## Set problem
Your task is to copy the listing exactly. Drop any pictures from the copy.

## Records provided
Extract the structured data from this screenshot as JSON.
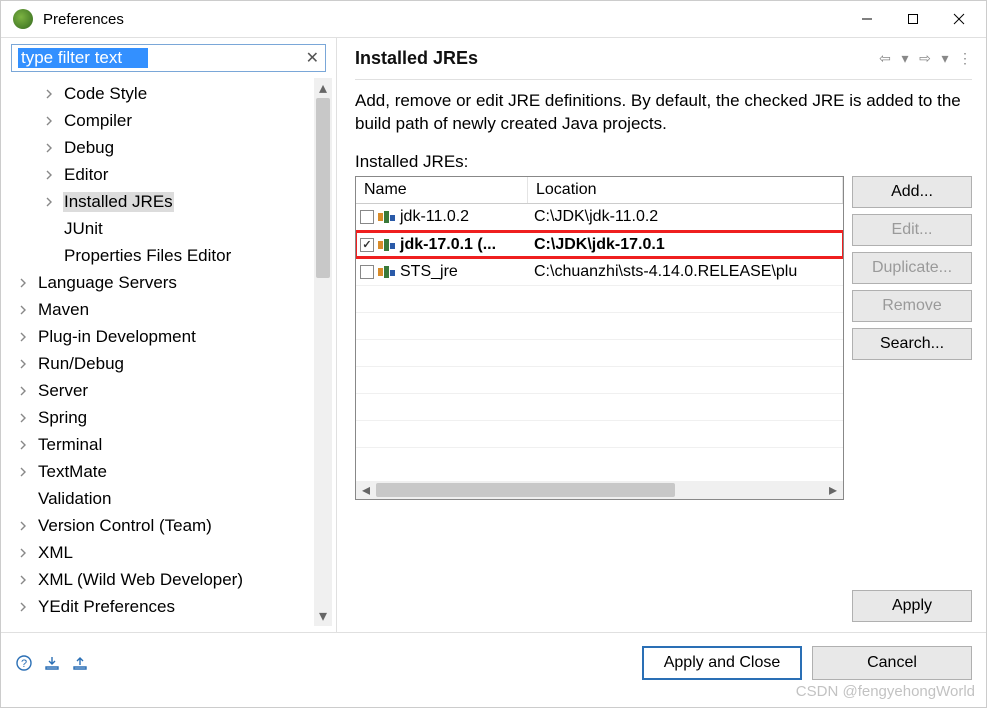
{
  "window": {
    "title": "Preferences"
  },
  "filter": {
    "placeholder": "type filter text"
  },
  "tree": [
    {
      "label": "Code Style",
      "indent": 1,
      "expandable": true
    },
    {
      "label": "Compiler",
      "indent": 1,
      "expandable": true
    },
    {
      "label": "Debug",
      "indent": 1,
      "expandable": true
    },
    {
      "label": "Editor",
      "indent": 1,
      "expandable": true
    },
    {
      "label": "Installed JREs",
      "indent": 1,
      "expandable": true,
      "selected": true
    },
    {
      "label": "JUnit",
      "indent": 1,
      "expandable": false
    },
    {
      "label": "Properties Files Editor",
      "indent": 1,
      "expandable": false
    },
    {
      "label": "Language Servers",
      "indent": 0,
      "expandable": true
    },
    {
      "label": "Maven",
      "indent": 0,
      "expandable": true
    },
    {
      "label": "Plug-in Development",
      "indent": 0,
      "expandable": true
    },
    {
      "label": "Run/Debug",
      "indent": 0,
      "expandable": true
    },
    {
      "label": "Server",
      "indent": 0,
      "expandable": true
    },
    {
      "label": "Spring",
      "indent": 0,
      "expandable": true
    },
    {
      "label": "Terminal",
      "indent": 0,
      "expandable": true
    },
    {
      "label": "TextMate",
      "indent": 0,
      "expandable": true
    },
    {
      "label": "Validation",
      "indent": 0,
      "expandable": false
    },
    {
      "label": "Version Control (Team)",
      "indent": 0,
      "expandable": true
    },
    {
      "label": "XML",
      "indent": 0,
      "expandable": true
    },
    {
      "label": "XML (Wild Web Developer)",
      "indent": 0,
      "expandable": true
    },
    {
      "label": "YEdit Preferences",
      "indent": 0,
      "expandable": true
    }
  ],
  "page": {
    "title": "Installed JREs",
    "description": "Add, remove or edit JRE definitions. By default, the checked JRE is added to the build path of newly created Java projects.",
    "table_label": "Installed JREs:",
    "columns": {
      "name": "Name",
      "location": "Location"
    },
    "rows": [
      {
        "checked": false,
        "name": "jdk-11.0.2",
        "location": "C:\\JDK\\jdk-11.0.2",
        "bold": false
      },
      {
        "checked": true,
        "name": "jdk-17.0.1 (...",
        "location": "C:\\JDK\\jdk-17.0.1",
        "bold": true,
        "highlight": true
      },
      {
        "checked": false,
        "name": "STS_jre",
        "location": "C:\\chuanzhi\\sts-4.14.0.RELEASE\\plu",
        "bold": false
      }
    ],
    "buttons": {
      "add": "Add...",
      "edit": "Edit...",
      "duplicate": "Duplicate...",
      "remove": "Remove",
      "search": "Search...",
      "apply": "Apply"
    }
  },
  "footer": {
    "apply_close": "Apply and Close",
    "cancel": "Cancel"
  },
  "watermark": "CSDN @fengyehongWorld"
}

## Final result
Extract the structured data from this screenshot as JSON.
{
  "window": {
    "title": "Preferences"
  },
  "filter": {
    "placeholder": "type filter text"
  },
  "tree": [
    {
      "label": "Code Style",
      "indent": 1,
      "expandable": true
    },
    {
      "label": "Compiler",
      "indent": 1,
      "expandable": true
    },
    {
      "label": "Debug",
      "indent": 1,
      "expandable": true
    },
    {
      "label": "Editor",
      "indent": 1,
      "expandable": true
    },
    {
      "label": "Installed JREs",
      "indent": 1,
      "expandable": true,
      "selected": true
    },
    {
      "label": "JUnit",
      "indent": 1,
      "expandable": false
    },
    {
      "label": "Properties Files Editor",
      "indent": 1,
      "expandable": false
    },
    {
      "label": "Language Servers",
      "indent": 0,
      "expandable": true
    },
    {
      "label": "Maven",
      "indent": 0,
      "expandable": true
    },
    {
      "label": "Plug-in Development",
      "indent": 0,
      "expandable": true
    },
    {
      "label": "Run/Debug",
      "indent": 0,
      "expandable": true
    },
    {
      "label": "Server",
      "indent": 0,
      "expandable": true
    },
    {
      "label": "Spring",
      "indent": 0,
      "expandable": true
    },
    {
      "label": "Terminal",
      "indent": 0,
      "expandable": true
    },
    {
      "label": "TextMate",
      "indent": 0,
      "expandable": true
    },
    {
      "label": "Validation",
      "indent": 0,
      "expandable": false
    },
    {
      "label": "Version Control (Team)",
      "indent": 0,
      "expandable": true
    },
    {
      "label": "XML",
      "indent": 0,
      "expandable": true
    },
    {
      "label": "XML (Wild Web Developer)",
      "indent": 0,
      "expandable": true
    },
    {
      "label": "YEdit Preferences",
      "indent": 0,
      "expandable": true
    }
  ],
  "page": {
    "title": "Installed JREs",
    "description": "Add, remove or edit JRE definitions. By default, the checked JRE is added to the build path of newly created Java projects.",
    "table_label": "Installed JREs:",
    "columns": {
      "name": "Name",
      "location": "Location"
    },
    "rows": [
      {
        "checked": false,
        "name": "jdk-11.0.2",
        "location": "C:\\JDK\\jdk-11.0.2",
        "bold": false
      },
      {
        "checked": true,
        "name": "jdk-17.0.1 (...",
        "location": "C:\\JDK\\jdk-17.0.1",
        "bold": true,
        "highlight": true
      },
      {
        "checked": false,
        "name": "STS_jre",
        "location": "C:\\chuanzhi\\sts-4.14.0.RELEASE\\plu",
        "bold": false
      }
    ],
    "buttons": {
      "add": "Add...",
      "edit": "Edit...",
      "duplicate": "Duplicate...",
      "remove": "Remove",
      "search": "Search...",
      "apply": "Apply"
    }
  },
  "footer": {
    "apply_close": "Apply and Close",
    "cancel": "Cancel"
  },
  "watermark": "CSDN @fengyehongWorld"
}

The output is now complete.